>> BEGIN Extracted information

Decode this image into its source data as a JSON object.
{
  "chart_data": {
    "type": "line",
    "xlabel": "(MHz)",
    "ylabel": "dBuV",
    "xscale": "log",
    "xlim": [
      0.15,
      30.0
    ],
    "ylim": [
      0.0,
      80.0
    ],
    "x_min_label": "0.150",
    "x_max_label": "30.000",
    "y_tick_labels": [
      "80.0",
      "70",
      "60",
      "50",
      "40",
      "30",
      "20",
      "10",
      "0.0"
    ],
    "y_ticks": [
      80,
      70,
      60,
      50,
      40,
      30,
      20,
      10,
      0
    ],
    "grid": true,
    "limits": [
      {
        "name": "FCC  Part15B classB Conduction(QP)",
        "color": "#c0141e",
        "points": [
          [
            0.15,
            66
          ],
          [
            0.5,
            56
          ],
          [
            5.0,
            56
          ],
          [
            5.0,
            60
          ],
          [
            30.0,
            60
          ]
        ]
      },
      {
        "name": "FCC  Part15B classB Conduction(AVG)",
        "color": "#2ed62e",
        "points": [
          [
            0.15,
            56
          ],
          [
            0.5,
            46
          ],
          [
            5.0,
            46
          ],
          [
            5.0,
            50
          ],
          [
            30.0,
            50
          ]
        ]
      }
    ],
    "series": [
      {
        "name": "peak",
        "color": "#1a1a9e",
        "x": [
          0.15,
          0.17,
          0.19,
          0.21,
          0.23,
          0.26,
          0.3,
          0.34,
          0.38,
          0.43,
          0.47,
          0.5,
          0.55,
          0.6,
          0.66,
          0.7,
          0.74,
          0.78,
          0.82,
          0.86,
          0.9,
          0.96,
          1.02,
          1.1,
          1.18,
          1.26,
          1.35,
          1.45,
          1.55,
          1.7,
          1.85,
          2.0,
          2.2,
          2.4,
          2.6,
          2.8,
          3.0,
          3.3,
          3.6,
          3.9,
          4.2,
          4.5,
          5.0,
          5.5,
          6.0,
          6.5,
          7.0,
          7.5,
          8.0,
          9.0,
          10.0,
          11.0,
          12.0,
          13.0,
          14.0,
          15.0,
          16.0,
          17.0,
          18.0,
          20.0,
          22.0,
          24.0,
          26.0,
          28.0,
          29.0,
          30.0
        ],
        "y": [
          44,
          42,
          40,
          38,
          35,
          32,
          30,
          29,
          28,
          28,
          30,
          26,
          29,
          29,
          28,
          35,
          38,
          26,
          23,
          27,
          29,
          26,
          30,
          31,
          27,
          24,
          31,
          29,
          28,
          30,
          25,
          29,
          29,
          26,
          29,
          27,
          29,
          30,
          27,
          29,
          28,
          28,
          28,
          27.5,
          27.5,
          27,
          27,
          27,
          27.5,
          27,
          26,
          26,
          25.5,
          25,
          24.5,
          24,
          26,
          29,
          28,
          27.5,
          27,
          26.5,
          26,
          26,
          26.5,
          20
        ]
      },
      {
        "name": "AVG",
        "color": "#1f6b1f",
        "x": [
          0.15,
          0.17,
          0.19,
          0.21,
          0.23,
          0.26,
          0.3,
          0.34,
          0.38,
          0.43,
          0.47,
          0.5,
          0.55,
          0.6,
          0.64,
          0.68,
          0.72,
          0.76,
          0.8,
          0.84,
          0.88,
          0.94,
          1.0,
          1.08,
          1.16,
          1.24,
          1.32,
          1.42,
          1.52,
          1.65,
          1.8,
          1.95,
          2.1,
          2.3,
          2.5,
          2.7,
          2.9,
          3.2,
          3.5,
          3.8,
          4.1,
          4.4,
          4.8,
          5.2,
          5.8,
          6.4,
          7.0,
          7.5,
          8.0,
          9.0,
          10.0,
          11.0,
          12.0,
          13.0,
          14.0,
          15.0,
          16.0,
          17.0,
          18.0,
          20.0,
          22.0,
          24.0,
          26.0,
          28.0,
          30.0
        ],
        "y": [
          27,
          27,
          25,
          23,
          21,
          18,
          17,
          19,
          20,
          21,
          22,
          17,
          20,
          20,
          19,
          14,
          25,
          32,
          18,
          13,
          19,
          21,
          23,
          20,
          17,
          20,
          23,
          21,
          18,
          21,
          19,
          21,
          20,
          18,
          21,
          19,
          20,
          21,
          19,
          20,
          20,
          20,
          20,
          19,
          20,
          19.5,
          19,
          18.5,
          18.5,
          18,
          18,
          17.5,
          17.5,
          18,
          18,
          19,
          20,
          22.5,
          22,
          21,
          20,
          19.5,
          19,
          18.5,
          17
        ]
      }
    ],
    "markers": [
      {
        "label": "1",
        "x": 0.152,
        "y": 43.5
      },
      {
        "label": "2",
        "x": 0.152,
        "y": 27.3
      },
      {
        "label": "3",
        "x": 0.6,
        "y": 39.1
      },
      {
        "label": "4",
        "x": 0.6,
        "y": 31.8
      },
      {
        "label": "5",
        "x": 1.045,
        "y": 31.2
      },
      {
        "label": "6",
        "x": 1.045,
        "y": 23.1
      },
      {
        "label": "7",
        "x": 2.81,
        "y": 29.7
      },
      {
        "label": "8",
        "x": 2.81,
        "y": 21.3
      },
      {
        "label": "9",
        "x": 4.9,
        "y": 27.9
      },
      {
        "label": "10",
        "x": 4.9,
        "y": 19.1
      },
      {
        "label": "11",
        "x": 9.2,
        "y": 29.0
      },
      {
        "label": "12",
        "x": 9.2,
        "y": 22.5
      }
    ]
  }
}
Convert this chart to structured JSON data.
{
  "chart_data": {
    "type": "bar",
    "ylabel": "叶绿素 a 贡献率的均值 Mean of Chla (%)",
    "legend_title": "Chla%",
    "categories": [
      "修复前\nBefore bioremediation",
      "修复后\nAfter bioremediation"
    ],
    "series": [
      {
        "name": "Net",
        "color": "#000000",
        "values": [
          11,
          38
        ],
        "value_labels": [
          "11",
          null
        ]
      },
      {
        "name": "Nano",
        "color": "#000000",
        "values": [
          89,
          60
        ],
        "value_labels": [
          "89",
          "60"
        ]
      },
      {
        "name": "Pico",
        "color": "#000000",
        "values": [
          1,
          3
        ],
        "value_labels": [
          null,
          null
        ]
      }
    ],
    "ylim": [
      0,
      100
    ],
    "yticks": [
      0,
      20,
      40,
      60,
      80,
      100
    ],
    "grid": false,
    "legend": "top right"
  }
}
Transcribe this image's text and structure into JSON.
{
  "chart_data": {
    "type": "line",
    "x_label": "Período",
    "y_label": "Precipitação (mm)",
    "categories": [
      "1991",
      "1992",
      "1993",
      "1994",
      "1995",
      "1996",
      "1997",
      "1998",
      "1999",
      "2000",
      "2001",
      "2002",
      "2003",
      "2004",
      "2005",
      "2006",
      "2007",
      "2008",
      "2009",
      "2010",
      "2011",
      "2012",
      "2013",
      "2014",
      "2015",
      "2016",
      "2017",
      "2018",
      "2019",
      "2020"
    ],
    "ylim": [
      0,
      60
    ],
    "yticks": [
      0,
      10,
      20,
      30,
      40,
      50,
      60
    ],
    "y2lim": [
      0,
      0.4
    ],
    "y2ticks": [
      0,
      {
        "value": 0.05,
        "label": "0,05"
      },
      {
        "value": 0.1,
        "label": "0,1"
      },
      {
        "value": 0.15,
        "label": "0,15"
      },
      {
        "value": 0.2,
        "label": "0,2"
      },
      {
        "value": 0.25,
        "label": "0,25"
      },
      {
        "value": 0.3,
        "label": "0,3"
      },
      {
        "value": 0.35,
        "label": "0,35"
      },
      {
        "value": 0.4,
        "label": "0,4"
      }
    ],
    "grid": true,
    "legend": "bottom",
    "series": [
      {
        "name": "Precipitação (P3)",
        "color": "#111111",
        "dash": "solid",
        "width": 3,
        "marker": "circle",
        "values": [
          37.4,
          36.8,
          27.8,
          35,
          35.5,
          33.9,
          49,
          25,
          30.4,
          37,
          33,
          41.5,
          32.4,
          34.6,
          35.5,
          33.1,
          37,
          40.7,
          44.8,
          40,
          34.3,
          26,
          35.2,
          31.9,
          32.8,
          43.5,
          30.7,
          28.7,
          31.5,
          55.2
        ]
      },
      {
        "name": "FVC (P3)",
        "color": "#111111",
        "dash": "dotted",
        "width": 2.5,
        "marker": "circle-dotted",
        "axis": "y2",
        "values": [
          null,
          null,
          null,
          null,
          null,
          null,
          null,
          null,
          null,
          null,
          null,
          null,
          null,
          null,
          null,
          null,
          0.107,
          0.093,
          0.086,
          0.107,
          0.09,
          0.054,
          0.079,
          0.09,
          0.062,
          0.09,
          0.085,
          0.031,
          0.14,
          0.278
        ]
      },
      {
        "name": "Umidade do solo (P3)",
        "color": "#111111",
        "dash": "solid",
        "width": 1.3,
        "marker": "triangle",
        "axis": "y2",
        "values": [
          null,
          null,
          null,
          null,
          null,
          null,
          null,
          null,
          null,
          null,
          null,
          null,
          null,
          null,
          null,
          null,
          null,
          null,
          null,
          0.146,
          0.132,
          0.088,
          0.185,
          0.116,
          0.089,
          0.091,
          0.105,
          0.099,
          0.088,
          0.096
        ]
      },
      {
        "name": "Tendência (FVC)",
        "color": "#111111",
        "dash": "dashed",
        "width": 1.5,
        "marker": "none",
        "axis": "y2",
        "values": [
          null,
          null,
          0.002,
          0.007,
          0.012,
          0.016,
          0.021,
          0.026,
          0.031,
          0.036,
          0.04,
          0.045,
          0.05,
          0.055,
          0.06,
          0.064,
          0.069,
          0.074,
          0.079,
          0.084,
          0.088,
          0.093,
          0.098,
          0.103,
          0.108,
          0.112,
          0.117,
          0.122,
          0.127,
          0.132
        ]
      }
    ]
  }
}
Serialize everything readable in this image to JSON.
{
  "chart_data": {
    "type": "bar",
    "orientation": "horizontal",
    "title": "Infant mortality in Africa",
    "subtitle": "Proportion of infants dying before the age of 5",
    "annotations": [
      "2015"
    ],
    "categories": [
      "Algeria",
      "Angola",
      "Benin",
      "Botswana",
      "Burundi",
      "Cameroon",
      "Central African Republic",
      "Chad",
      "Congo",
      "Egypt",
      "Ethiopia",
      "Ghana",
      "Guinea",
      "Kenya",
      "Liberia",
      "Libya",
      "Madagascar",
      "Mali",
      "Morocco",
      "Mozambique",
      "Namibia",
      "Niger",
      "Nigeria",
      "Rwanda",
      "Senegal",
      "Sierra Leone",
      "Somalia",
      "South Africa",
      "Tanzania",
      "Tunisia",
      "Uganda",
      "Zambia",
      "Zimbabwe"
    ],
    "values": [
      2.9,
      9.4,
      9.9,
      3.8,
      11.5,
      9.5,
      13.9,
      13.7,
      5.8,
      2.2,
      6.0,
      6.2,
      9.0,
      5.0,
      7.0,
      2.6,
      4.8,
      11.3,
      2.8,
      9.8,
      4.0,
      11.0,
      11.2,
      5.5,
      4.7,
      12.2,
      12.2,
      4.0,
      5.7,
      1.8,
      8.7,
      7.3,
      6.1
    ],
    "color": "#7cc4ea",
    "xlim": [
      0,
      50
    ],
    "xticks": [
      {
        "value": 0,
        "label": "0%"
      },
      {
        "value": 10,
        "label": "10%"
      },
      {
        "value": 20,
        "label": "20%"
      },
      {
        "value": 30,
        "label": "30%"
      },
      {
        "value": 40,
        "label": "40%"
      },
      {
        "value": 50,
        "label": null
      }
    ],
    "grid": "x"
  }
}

>> END Extracted information

Look above for every line with the word "circle" and copy it.

= Task result =
        "marker": "circle",
        "marker": "circle-dotted",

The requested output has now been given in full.